- _What is expected_
What is the number of lines in the entries that include the word "CORRELATION"? Respond with the number only.

** begin Items **

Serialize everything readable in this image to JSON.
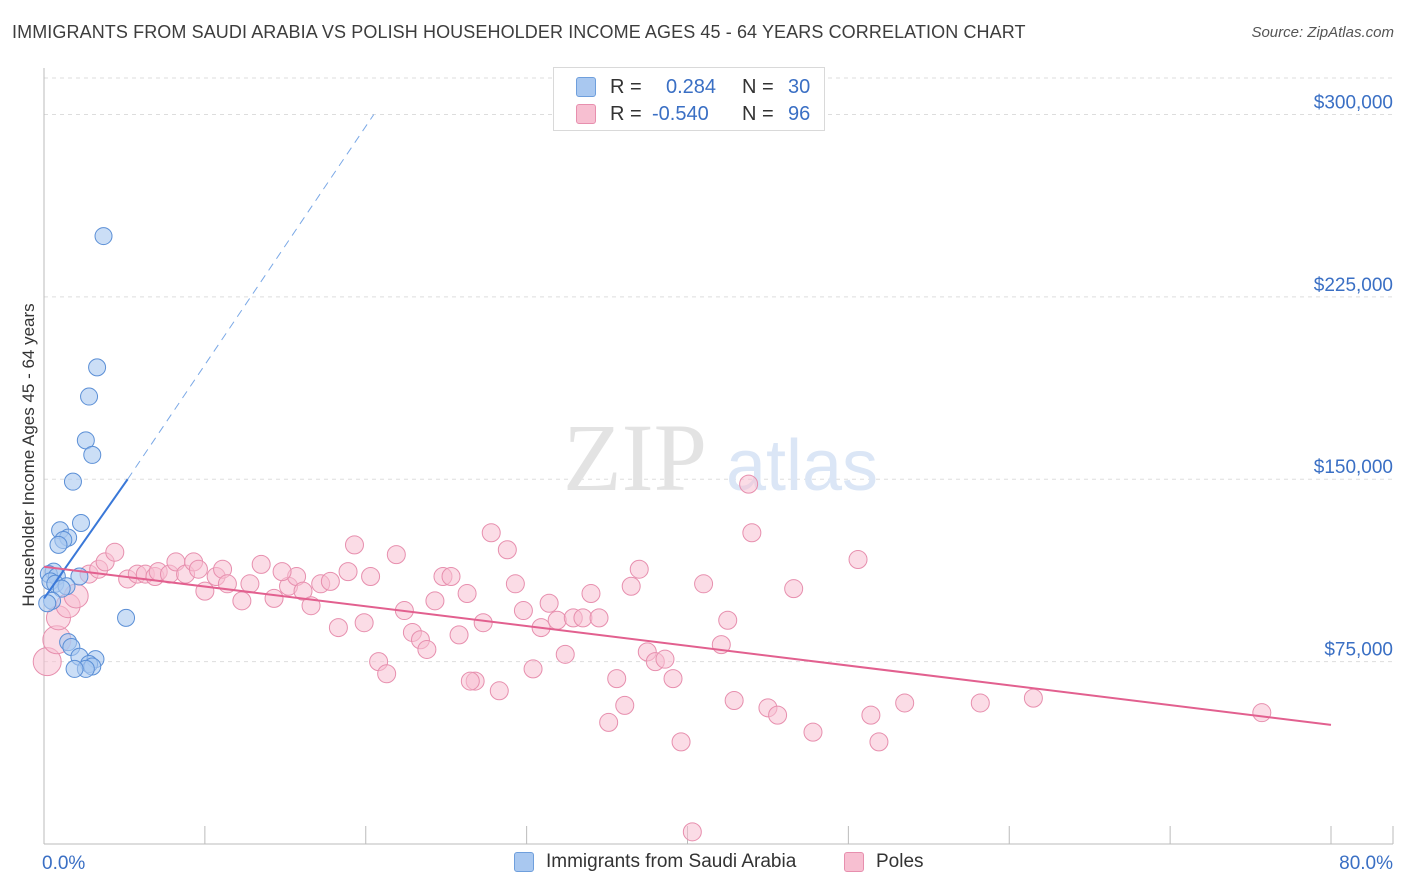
{
  "title": "IMMIGRANTS FROM SAUDI ARABIA VS POLISH HOUSEHOLDER INCOME AGES 45 - 64 YEARS CORRELATION CHART",
  "source": "Source: ZipAtlas.com",
  "watermark": {
    "zip": "ZIP",
    "atlas": "atlas"
  },
  "legend": {
    "rows": [
      {
        "r_label": "R =",
        "r_value": "0.284",
        "n_label": "N =",
        "n_value": "30",
        "color": "#a9c8f0",
        "border": "#6f9fdc"
      },
      {
        "r_label": "R =",
        "r_value": "-0.540",
        "n_label": "N =",
        "n_value": "96",
        "color": "#f7bfd1",
        "border": "#e78fae"
      }
    ]
  },
  "bottom_legend": [
    {
      "label": "Immigrants from Saudi Arabia",
      "color": "#a9c8f0",
      "border": "#6f9fdc"
    },
    {
      "label": "Poles",
      "color": "#f7bfd1",
      "border": "#e78fae"
    }
  ],
  "chart_data": {
    "type": "scatter",
    "title": "IMMIGRANTS FROM SAUDI ARABIA VS POLISH HOUSEHOLDER INCOME AGES 45 - 64 YEARS CORRELATION CHART",
    "xlabel": "",
    "ylabel": "Householder Income Ages 45 - 64 years",
    "xlim": [
      0,
      80
    ],
    "ylim": [
      0,
      315000
    ],
    "x_tick_labels": {
      "min": "0.0%",
      "max": "80.0%"
    },
    "y_ticks": [
      {
        "value": 75000,
        "label": "$75,000"
      },
      {
        "value": 150000,
        "label": "$150,000"
      },
      {
        "value": 225000,
        "label": "$225,000"
      },
      {
        "value": 300000,
        "label": "$300,000"
      }
    ],
    "series": [
      {
        "name": "Immigrants from Saudi Arabia",
        "color": "#7aa8e6",
        "line_color": "#3a78d8",
        "trend": {
          "x0": 0.0,
          "y0": 101000,
          "x1": 5.2,
          "y1": 150000,
          "dash_x1": 20.5,
          "dash_y1": 300000
        },
        "points": [
          [
            3.7,
            250000
          ],
          [
            3.3,
            196000
          ],
          [
            2.8,
            184000
          ],
          [
            2.6,
            166000
          ],
          [
            3.0,
            160000
          ],
          [
            1.8,
            149000
          ],
          [
            2.3,
            132000
          ],
          [
            1.0,
            129000
          ],
          [
            1.5,
            126000
          ],
          [
            1.2,
            125000
          ],
          [
            0.9,
            123000
          ],
          [
            0.6,
            112000
          ],
          [
            0.3,
            111000
          ],
          [
            0.8,
            110000
          ],
          [
            2.2,
            110000
          ],
          [
            0.4,
            108000
          ],
          [
            0.7,
            107000
          ],
          [
            1.4,
            106000
          ],
          [
            1.1,
            105000
          ],
          [
            0.5,
            100000
          ],
          [
            0.2,
            99000
          ],
          [
            5.1,
            93000
          ],
          [
            1.5,
            83000
          ],
          [
            1.7,
            81000
          ],
          [
            2.2,
            77000
          ],
          [
            3.2,
            76000
          ],
          [
            2.8,
            74000
          ],
          [
            3.0,
            73000
          ],
          [
            2.6,
            72000
          ],
          [
            1.9,
            72000
          ]
        ]
      },
      {
        "name": "Poles",
        "color": "#f2a9c2",
        "line_color": "#e2608f",
        "trend": {
          "x0": 0.0,
          "y0": 114000,
          "x1": 80.0,
          "y1": 49000
        },
        "points": [
          [
            0.2,
            75000
          ],
          [
            0.8,
            84000
          ],
          [
            0.9,
            93000
          ],
          [
            1.5,
            98000
          ],
          [
            2.0,
            102000
          ],
          [
            2.8,
            111000
          ],
          [
            3.4,
            113000
          ],
          [
            3.8,
            116000
          ],
          [
            4.4,
            120000
          ],
          [
            5.2,
            109000
          ],
          [
            5.8,
            111000
          ],
          [
            6.3,
            111000
          ],
          [
            6.9,
            110000
          ],
          [
            7.1,
            112000
          ],
          [
            7.8,
            111000
          ],
          [
            8.2,
            116000
          ],
          [
            8.8,
            111000
          ],
          [
            9.3,
            116000
          ],
          [
            9.6,
            113000
          ],
          [
            10.0,
            104000
          ],
          [
            10.7,
            110000
          ],
          [
            11.1,
            113000
          ],
          [
            11.4,
            107000
          ],
          [
            12.3,
            100000
          ],
          [
            12.8,
            107000
          ],
          [
            13.5,
            115000
          ],
          [
            14.3,
            101000
          ],
          [
            15.2,
            106000
          ],
          [
            15.7,
            110000
          ],
          [
            16.1,
            104000
          ],
          [
            16.6,
            98000
          ],
          [
            17.2,
            107000
          ],
          [
            17.8,
            108000
          ],
          [
            18.3,
            89000
          ],
          [
            18.9,
            112000
          ],
          [
            19.3,
            123000
          ],
          [
            19.9,
            91000
          ],
          [
            20.3,
            110000
          ],
          [
            20.8,
            75000
          ],
          [
            21.3,
            70000
          ],
          [
            21.9,
            119000
          ],
          [
            22.4,
            96000
          ],
          [
            22.9,
            87000
          ],
          [
            23.4,
            84000
          ],
          [
            23.8,
            80000
          ],
          [
            24.3,
            100000
          ],
          [
            24.8,
            110000
          ],
          [
            25.3,
            110000
          ],
          [
            25.8,
            86000
          ],
          [
            26.3,
            103000
          ],
          [
            26.8,
            67000
          ],
          [
            27.3,
            91000
          ],
          [
            27.8,
            128000
          ],
          [
            28.3,
            63000
          ],
          [
            28.8,
            121000
          ],
          [
            29.3,
            107000
          ],
          [
            29.8,
            96000
          ],
          [
            30.4,
            72000
          ],
          [
            30.9,
            89000
          ],
          [
            31.4,
            99000
          ],
          [
            31.9,
            92000
          ],
          [
            32.4,
            78000
          ],
          [
            32.9,
            93000
          ],
          [
            33.5,
            93000
          ],
          [
            34.0,
            103000
          ],
          [
            34.5,
            93000
          ],
          [
            35.1,
            50000
          ],
          [
            35.6,
            68000
          ],
          [
            36.1,
            57000
          ],
          [
            36.5,
            106000
          ],
          [
            37.0,
            113000
          ],
          [
            37.5,
            79000
          ],
          [
            38.0,
            75000
          ],
          [
            38.6,
            76000
          ],
          [
            39.1,
            68000
          ],
          [
            39.6,
            42000
          ],
          [
            40.3,
            5000
          ],
          [
            41.0,
            107000
          ],
          [
            42.1,
            82000
          ],
          [
            42.5,
            92000
          ],
          [
            42.9,
            59000
          ],
          [
            43.8,
            148000
          ],
          [
            44.0,
            128000
          ],
          [
            45.0,
            56000
          ],
          [
            45.6,
            53000
          ],
          [
            46.6,
            105000
          ],
          [
            47.8,
            46000
          ],
          [
            50.6,
            117000
          ],
          [
            51.4,
            53000
          ],
          [
            51.9,
            42000
          ],
          [
            53.5,
            58000
          ],
          [
            58.2,
            58000
          ],
          [
            61.5,
            60000
          ],
          [
            75.7,
            54000
          ],
          [
            26.5,
            67000
          ],
          [
            14.8,
            112000
          ]
        ]
      }
    ]
  }
}
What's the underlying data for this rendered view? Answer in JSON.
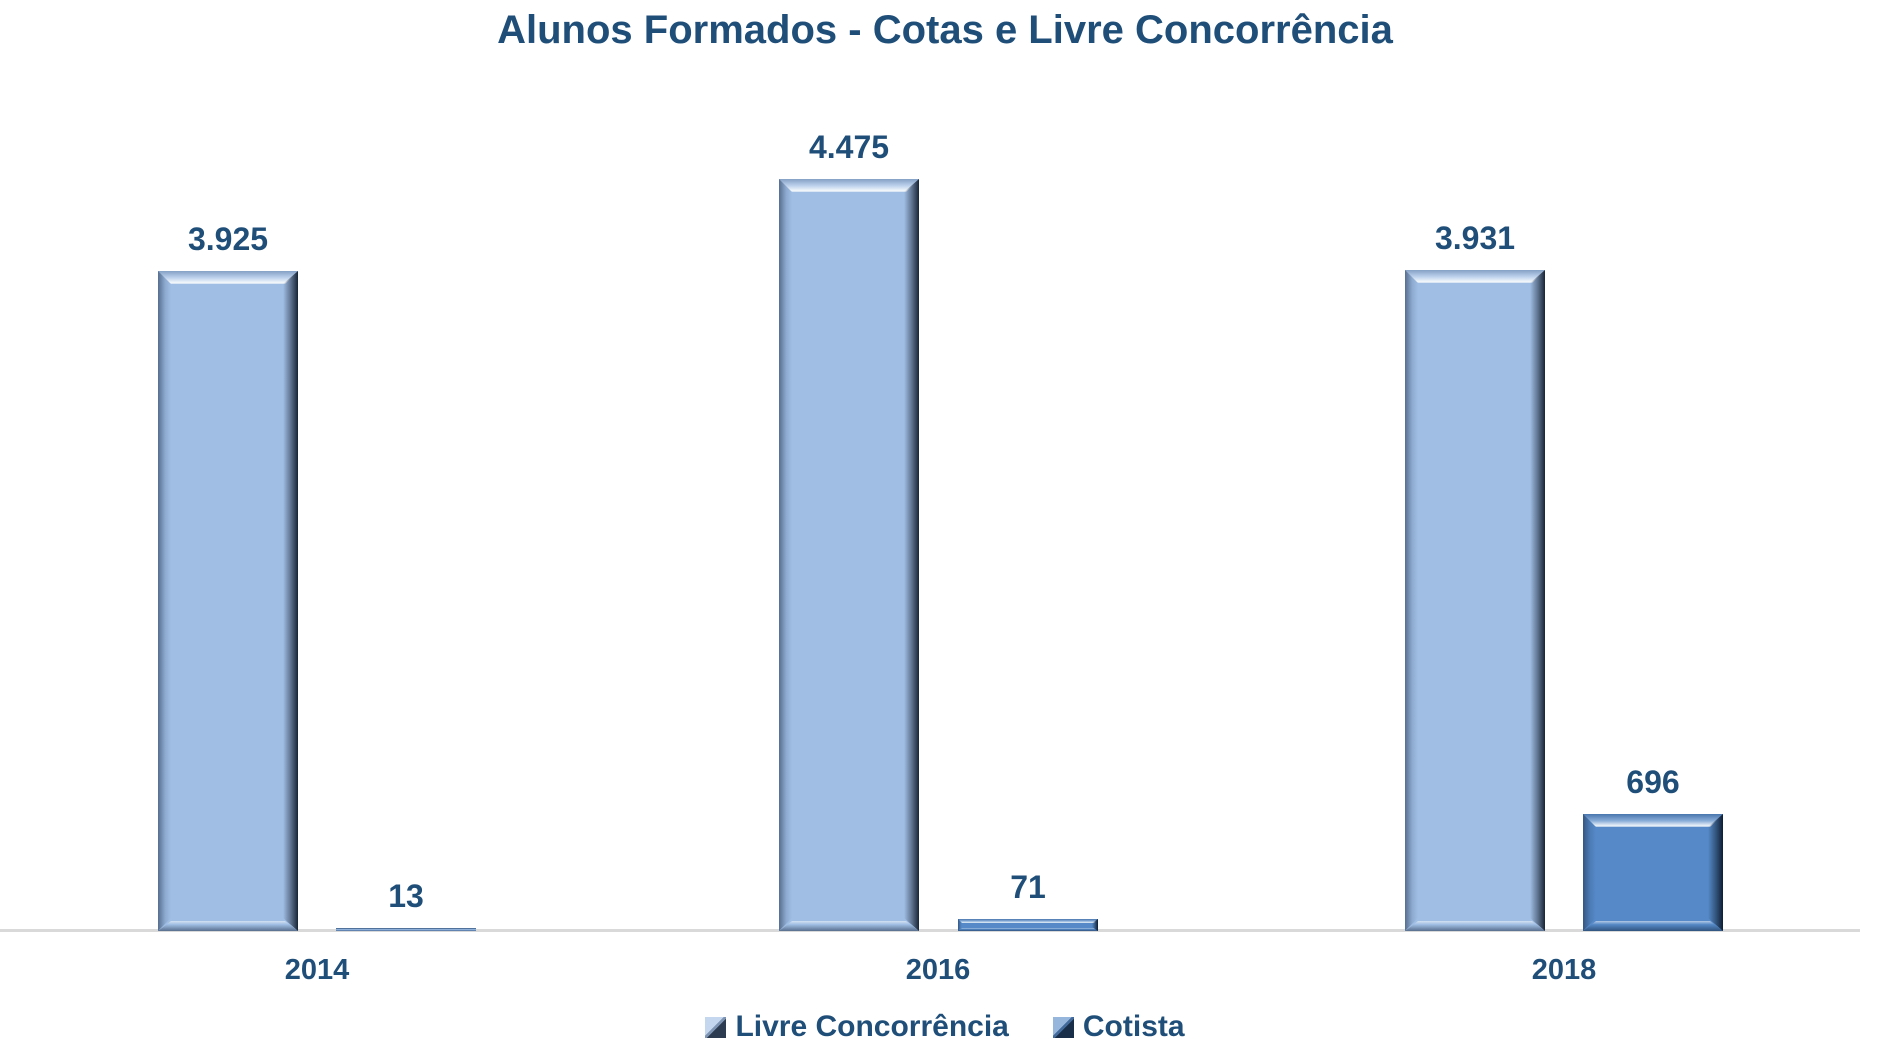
{
  "title": "Alunos Formados - Cotas e Livre Concorrência",
  "colors": {
    "text": "#1F4E79",
    "axis_line": "#D9D9D9",
    "background": "#FFFFFF",
    "livre_concorrencia": "#A0BEE4",
    "cotista": "#5589C7"
  },
  "chart_data": {
    "type": "bar",
    "title": "Alunos Formados - Cotas e Livre Concorrência",
    "categories": [
      "2014",
      "2016",
      "2018"
    ],
    "series": [
      {
        "name": "Livre Concorrência",
        "color": "#A0BEE4",
        "values": [
          3925,
          4475,
          3931
        ],
        "labels": [
          "3.925",
          "4.475",
          "3.931"
        ]
      },
      {
        "name": "Cotista",
        "color": "#5589C7",
        "values": [
          13,
          71,
          696
        ],
        "labels": [
          "13",
          "71",
          "696"
        ]
      }
    ],
    "xlabel": "",
    "ylabel": "",
    "ylim": [
      0,
      5000
    ],
    "grid": false,
    "value_labels": true,
    "legend_position": "bottom",
    "bar_style": "3d-bevel"
  }
}
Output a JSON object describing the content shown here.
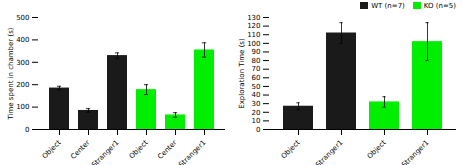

** end Items **

- _Output_
2